*WORK REQUIRED*. Each line that includes "events" counts once; give the total and nothing besides.
** START OF DATA TO USE **
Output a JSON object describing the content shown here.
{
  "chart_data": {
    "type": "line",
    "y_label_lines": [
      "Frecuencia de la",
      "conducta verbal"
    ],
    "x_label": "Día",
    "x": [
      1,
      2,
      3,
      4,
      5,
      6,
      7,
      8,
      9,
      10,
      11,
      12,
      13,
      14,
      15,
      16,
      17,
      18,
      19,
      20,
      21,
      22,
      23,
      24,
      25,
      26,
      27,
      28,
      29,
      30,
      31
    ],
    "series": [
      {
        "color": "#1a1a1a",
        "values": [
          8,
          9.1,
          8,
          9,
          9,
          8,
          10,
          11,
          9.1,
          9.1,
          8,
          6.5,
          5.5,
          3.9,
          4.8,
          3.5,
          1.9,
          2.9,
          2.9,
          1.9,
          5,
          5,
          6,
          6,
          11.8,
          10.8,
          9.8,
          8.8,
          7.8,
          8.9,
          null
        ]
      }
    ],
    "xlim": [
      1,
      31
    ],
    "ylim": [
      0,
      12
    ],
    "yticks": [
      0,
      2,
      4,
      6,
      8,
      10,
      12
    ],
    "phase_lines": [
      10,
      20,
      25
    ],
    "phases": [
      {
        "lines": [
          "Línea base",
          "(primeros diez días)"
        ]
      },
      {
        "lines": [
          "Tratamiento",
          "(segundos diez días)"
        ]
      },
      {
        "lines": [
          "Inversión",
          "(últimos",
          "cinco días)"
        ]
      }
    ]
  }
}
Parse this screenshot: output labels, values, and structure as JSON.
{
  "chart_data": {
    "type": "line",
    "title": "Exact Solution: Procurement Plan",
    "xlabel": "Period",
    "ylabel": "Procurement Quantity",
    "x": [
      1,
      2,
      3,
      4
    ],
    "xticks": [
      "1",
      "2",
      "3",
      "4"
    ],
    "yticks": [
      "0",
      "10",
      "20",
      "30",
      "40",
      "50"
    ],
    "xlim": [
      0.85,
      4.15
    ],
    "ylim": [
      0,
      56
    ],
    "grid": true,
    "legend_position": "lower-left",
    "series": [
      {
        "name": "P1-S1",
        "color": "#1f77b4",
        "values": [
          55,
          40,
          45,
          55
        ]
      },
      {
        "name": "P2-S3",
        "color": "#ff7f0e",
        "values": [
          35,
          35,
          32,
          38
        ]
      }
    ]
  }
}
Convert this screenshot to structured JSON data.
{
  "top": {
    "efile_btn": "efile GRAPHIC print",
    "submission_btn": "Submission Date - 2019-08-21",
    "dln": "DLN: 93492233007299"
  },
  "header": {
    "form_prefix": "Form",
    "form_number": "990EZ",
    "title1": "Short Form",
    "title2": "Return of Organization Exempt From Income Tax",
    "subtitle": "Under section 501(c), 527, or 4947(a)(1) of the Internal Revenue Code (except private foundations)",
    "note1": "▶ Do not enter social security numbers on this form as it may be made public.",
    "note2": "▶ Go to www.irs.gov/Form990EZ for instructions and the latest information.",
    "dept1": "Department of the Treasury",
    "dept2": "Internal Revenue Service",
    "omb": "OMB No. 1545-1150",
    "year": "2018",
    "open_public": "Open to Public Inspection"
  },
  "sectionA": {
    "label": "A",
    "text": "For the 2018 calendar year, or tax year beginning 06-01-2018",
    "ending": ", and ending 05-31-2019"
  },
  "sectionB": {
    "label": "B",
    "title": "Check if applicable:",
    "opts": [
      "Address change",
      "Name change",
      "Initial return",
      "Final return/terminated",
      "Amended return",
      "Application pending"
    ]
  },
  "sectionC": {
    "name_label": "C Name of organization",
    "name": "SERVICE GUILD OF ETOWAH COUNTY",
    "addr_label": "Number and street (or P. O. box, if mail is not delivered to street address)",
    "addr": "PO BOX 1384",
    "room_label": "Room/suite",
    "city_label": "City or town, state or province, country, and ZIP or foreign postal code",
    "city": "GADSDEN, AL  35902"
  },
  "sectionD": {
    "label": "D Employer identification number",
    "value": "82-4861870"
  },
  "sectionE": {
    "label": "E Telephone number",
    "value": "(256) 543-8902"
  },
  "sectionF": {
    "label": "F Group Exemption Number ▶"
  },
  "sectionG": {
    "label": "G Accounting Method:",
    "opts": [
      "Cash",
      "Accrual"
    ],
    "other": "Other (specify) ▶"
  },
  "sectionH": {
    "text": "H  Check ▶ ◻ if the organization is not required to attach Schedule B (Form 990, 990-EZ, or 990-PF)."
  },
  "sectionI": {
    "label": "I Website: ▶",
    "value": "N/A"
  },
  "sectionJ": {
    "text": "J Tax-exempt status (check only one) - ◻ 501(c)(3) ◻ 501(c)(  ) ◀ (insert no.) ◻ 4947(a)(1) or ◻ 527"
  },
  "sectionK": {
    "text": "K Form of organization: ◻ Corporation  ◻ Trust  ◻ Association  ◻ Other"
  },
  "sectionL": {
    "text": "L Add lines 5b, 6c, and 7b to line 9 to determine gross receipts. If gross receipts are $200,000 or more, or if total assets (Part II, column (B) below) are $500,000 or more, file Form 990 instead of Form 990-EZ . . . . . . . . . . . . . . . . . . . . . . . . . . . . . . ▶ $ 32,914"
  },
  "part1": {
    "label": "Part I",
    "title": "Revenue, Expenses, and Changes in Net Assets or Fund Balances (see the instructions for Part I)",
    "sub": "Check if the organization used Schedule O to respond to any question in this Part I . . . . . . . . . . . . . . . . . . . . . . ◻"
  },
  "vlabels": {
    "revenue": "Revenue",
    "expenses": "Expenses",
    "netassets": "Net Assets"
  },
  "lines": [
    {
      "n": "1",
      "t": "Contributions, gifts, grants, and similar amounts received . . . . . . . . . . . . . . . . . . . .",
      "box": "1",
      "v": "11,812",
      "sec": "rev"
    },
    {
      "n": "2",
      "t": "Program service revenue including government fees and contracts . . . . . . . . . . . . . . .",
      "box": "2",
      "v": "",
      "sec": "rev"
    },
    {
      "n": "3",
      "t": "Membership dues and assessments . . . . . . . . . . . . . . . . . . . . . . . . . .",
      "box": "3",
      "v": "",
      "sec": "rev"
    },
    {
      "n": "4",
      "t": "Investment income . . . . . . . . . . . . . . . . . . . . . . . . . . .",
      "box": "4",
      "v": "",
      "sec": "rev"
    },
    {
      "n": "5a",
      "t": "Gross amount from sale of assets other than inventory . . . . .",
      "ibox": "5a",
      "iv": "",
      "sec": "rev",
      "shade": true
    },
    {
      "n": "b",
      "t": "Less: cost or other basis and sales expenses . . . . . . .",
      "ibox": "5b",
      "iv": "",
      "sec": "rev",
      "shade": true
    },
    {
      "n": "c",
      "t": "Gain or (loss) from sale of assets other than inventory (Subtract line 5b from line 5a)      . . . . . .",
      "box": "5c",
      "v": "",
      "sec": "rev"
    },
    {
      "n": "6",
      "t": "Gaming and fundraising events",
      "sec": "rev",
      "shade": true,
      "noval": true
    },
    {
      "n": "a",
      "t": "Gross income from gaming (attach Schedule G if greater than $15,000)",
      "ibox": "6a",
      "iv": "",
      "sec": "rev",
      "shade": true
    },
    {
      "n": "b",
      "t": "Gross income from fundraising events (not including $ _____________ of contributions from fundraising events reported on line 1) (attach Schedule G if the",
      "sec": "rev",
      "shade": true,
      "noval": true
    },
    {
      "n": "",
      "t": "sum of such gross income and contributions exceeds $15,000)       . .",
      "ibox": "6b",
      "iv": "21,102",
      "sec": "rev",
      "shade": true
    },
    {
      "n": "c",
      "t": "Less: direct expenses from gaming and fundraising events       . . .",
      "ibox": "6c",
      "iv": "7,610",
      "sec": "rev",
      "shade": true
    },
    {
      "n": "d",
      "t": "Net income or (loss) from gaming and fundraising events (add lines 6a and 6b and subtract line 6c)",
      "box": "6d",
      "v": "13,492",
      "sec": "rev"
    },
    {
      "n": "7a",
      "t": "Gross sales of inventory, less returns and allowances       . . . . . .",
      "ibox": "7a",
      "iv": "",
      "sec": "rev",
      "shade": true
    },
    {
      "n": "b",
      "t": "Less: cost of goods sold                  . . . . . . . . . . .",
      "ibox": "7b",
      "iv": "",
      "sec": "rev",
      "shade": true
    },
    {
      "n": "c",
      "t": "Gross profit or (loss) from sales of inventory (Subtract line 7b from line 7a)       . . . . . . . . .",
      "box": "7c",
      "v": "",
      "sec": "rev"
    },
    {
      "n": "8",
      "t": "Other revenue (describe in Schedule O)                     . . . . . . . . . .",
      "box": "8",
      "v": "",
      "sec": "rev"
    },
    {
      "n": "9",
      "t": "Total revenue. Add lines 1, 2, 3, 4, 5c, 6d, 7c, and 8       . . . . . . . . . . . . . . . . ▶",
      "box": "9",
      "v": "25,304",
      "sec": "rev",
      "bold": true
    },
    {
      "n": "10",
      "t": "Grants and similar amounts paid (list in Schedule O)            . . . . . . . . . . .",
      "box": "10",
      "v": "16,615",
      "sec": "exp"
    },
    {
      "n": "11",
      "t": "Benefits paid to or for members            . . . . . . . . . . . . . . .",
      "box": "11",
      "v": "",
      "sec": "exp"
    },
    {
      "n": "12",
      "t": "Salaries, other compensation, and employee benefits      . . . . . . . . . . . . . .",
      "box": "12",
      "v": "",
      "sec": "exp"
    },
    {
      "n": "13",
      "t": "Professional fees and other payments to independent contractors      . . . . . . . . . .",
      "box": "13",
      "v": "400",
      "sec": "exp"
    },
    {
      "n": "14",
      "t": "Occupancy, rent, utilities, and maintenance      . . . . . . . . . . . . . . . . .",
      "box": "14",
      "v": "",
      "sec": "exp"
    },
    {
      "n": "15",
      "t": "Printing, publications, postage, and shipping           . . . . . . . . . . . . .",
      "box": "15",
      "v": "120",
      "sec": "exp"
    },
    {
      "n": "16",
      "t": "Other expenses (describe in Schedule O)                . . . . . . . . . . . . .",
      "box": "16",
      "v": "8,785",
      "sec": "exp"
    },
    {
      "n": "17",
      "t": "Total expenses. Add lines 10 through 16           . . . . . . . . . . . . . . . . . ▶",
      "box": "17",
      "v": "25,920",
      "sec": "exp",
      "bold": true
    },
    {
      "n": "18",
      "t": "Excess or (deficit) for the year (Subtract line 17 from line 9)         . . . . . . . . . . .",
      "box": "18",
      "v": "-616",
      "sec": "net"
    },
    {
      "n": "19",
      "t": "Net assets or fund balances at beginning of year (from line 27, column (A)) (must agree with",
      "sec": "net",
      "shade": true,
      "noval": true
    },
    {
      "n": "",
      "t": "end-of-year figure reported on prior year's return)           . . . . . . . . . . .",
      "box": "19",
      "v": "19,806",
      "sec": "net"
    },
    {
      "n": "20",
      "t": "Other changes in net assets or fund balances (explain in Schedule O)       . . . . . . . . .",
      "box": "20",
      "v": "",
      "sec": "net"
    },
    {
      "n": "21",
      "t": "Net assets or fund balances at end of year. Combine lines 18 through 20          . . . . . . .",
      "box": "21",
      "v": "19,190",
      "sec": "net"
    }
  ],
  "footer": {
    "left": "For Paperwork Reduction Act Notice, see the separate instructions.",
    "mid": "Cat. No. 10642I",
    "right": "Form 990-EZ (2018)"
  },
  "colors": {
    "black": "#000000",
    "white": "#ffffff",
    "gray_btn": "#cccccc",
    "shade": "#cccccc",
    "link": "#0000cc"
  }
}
** END OF DATA TO USE **
*CORRECT RESPONSE*. 4